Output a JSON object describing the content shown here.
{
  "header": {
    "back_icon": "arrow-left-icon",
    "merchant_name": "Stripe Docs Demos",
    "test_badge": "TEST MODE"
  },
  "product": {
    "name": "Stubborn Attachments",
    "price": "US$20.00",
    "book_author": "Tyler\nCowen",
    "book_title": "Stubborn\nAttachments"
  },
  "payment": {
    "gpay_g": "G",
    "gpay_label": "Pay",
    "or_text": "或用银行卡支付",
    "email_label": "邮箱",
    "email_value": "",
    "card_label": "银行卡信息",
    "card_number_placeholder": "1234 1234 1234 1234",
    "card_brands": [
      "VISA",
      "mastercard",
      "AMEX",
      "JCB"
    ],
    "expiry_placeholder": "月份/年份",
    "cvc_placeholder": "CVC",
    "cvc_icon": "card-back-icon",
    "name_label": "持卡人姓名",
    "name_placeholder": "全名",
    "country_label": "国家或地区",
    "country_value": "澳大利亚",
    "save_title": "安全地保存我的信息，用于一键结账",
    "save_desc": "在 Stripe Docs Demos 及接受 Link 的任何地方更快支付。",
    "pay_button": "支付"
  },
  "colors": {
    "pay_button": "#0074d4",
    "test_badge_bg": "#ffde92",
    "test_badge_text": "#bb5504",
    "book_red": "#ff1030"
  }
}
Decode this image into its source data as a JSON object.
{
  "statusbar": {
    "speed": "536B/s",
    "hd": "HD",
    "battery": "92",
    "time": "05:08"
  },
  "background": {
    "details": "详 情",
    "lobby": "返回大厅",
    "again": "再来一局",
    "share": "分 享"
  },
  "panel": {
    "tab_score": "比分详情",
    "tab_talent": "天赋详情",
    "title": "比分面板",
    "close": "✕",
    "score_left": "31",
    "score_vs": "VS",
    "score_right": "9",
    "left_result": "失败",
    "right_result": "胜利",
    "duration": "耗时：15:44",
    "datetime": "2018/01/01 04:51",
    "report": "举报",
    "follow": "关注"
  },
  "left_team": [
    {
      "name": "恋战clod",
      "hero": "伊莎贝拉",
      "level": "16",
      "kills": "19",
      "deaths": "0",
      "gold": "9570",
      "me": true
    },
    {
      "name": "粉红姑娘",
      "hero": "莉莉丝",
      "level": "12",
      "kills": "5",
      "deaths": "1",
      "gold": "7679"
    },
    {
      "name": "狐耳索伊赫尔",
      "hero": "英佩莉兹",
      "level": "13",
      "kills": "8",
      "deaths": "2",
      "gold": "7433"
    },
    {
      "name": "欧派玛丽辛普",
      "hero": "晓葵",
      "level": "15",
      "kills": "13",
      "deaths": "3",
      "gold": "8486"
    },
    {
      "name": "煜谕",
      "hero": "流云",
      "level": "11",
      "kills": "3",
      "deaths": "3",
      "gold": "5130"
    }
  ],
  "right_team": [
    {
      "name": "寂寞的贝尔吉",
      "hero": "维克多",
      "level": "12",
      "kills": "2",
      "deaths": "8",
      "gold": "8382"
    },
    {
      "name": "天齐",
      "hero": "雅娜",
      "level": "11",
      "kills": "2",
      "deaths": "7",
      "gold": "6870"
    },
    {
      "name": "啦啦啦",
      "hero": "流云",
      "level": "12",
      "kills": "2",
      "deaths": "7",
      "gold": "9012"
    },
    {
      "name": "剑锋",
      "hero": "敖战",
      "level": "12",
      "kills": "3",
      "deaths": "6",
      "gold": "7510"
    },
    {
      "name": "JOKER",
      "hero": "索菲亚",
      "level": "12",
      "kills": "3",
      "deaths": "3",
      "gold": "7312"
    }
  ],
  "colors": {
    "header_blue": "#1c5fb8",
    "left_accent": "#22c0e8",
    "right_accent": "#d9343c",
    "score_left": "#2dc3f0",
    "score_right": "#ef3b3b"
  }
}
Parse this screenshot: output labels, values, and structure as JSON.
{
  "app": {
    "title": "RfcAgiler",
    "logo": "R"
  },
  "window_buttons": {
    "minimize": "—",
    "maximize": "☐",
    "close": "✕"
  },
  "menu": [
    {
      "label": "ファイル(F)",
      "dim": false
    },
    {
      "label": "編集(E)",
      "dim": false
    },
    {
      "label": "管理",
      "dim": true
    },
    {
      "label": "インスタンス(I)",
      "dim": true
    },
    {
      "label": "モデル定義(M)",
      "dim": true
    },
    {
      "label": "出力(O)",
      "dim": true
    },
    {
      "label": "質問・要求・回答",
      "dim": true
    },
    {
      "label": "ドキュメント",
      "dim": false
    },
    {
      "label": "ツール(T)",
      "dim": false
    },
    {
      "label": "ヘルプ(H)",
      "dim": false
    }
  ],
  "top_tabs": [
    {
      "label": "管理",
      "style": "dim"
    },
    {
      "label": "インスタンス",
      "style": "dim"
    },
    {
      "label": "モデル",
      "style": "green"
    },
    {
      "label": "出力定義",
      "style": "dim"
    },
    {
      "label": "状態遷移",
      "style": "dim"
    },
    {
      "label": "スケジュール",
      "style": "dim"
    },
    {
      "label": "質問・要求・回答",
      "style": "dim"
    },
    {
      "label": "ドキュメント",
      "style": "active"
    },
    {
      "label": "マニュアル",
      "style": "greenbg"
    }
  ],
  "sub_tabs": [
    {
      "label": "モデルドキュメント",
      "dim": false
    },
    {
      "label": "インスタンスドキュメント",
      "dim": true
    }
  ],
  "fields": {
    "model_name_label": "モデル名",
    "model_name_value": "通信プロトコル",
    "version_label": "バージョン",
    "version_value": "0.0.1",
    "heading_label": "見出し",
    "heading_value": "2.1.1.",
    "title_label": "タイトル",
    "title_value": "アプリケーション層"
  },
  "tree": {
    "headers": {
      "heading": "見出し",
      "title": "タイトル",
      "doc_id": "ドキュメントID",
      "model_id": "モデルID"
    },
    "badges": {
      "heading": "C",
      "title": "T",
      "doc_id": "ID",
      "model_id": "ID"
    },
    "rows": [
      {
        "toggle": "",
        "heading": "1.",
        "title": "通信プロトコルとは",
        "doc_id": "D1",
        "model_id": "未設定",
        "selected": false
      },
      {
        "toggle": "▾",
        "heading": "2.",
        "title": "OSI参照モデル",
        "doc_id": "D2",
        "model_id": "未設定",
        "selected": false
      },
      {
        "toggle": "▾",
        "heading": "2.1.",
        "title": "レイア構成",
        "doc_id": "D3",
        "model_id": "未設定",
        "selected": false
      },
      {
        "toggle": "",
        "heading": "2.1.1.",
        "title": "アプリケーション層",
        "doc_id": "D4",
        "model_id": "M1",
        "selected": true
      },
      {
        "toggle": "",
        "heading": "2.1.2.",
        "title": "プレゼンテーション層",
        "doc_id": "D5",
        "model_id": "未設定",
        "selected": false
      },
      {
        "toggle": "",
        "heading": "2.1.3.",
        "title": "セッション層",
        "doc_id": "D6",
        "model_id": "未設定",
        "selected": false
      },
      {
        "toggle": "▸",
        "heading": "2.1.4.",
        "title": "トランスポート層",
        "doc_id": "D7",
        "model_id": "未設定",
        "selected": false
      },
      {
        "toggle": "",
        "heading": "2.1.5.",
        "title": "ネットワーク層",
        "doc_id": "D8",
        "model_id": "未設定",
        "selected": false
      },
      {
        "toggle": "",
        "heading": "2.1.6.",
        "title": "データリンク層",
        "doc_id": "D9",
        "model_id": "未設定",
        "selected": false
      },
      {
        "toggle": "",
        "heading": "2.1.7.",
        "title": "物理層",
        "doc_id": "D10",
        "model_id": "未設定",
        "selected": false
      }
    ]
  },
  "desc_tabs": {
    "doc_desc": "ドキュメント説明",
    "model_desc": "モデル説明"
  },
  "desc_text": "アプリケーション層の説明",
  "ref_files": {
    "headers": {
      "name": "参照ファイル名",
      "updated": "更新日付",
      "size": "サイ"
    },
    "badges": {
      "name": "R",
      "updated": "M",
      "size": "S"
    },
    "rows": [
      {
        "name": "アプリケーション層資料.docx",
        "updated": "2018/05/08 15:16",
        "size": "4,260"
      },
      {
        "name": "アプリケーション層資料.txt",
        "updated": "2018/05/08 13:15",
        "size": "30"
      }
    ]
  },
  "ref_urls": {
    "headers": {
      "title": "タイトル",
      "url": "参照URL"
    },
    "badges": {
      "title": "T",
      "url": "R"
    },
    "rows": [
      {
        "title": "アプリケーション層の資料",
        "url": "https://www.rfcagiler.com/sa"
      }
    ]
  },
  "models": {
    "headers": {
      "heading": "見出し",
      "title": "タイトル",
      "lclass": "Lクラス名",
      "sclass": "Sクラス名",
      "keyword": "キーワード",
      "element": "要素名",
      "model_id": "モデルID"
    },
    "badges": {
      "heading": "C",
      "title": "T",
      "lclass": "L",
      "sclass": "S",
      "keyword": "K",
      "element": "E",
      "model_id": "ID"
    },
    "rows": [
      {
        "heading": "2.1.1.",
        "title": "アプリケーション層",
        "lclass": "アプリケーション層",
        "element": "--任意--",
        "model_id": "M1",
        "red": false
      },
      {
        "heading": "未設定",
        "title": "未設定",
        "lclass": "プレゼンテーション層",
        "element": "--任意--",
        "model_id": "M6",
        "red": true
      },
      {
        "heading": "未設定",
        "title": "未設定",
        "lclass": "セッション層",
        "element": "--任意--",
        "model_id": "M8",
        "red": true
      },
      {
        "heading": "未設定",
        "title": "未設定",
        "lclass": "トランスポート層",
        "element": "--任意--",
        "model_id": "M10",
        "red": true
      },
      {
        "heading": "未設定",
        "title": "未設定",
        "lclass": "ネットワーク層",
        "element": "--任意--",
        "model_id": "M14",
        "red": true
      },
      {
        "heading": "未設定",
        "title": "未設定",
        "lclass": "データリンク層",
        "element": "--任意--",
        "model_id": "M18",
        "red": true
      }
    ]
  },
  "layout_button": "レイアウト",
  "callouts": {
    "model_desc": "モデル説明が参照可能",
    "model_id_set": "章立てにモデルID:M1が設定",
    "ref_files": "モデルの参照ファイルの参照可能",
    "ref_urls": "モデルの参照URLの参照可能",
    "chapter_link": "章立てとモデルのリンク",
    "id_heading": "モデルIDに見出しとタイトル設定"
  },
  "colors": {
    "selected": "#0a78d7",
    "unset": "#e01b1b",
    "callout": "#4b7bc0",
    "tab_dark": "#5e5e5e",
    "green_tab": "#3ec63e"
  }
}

Work to do: Pick each line holding the word "icon" out of the listing.

Exercise response:
    "back_icon": "arrow-left-icon",
    "cvc_icon": "card-back-icon",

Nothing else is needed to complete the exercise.